What is being asked: Write each record again exactly as it stands.

Stored data:

+---+

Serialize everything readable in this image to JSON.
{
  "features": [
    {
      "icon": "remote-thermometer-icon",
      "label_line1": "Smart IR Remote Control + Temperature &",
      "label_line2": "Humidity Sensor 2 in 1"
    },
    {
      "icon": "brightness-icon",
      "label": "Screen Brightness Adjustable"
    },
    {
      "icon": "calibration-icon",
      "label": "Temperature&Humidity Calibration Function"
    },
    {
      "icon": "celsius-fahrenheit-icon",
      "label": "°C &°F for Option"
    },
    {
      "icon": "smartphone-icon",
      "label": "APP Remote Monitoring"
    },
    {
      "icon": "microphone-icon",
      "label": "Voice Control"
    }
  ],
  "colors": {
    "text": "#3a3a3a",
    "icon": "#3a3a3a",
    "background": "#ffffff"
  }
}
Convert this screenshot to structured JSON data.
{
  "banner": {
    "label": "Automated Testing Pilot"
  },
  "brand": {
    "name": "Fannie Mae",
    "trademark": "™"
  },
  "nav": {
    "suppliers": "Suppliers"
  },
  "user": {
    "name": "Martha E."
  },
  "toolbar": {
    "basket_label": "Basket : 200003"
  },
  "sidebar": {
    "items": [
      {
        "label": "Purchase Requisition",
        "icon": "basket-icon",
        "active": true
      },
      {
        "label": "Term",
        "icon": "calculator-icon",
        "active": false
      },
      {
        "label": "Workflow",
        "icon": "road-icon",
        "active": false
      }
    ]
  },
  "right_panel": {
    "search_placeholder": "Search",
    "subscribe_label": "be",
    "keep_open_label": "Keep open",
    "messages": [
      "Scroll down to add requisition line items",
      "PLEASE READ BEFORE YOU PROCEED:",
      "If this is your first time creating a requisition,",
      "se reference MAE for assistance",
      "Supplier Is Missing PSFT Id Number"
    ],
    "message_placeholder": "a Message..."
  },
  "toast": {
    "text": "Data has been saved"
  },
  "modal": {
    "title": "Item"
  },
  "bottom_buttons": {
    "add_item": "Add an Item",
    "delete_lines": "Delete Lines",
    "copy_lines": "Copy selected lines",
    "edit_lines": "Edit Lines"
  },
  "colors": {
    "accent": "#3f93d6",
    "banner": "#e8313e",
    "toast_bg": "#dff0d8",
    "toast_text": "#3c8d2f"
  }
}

+---+

Written response:
Serialize everything readable in this image to JSON.
{
  "features": [
    {
      "icon": "remote-thermometer-icon",
      "label_line1": "Smart IR Remote Control + Temperature &",
      "label_line2": "Humidity Sensor 2 in 1"
    },
    {
      "icon": "brightness-icon",
      "label": "Screen Brightness Adjustable"
    },
    {
      "icon": "calibration-icon",
      "label": "Temperature&Humidity Calibration Function"
    },
    {
      "icon": "celsius-fahrenheit-icon",
      "label": "°C &°F for Option"
    },
    {
      "icon": "smartphone-icon",
      "label": "APP Remote Monitoring"
    },
    {
      "icon": "microphone-icon",
      "label": "Voice Control"
    }
  ],
  "colors": {
    "text": "#3a3a3a",
    "icon": "#3a3a3a",
    "background": "#ffffff"
  }
}
Convert this screenshot to structured JSON data.
{
  "banner": {
    "label": "Automated Testing Pilot"
  },
  "brand": {
    "name": "Fannie Mae",
    "trademark": "™"
  },
  "nav": {
    "suppliers": "Suppliers"
  },
  "user": {
    "name": "Martha E."
  },
  "toolbar": {
    "basket_label": "Basket : 200003"
  },
  "sidebar": {
    "items": [
      {
        "label": "Purchase Requisition",
        "icon": "basket-icon",
        "active": true
      },
      {
        "label": "Term",
        "icon": "calculator-icon",
        "active": false
      },
      {
        "label": "Workflow",
        "icon": "road-icon",
        "active": false
      }
    ]
  },
  "right_panel": {
    "search_placeholder": "Search",
    "subscribe_label": "be",
    "keep_open_label": "Keep open",
    "messages": [
      "Scroll down to add requisition line items",
      "PLEASE READ BEFORE YOU PROCEED:",
      "If this is your first time creating a requisition,",
      "se reference MAE for assistance",
      "Supplier Is Missing PSFT Id Number"
    ],
    "message_placeholder": "a Message..."
  },
  "toast": {
    "text": "Data has been saved"
  },
  "modal": {
    "title": "Item"
  },
  "bottom_buttons": {
    "add_item": "Add an Item",
    "delete_lines": "Delete Lines",
    "copy_lines": "Copy selected lines",
    "edit_lines": "Edit Lines"
  },
  "colors": {
    "accent": "#3f93d6",
    "banner": "#e8313e",
    "toast_bg": "#dff0d8",
    "toast_text": "#3c8d2f"
  }
}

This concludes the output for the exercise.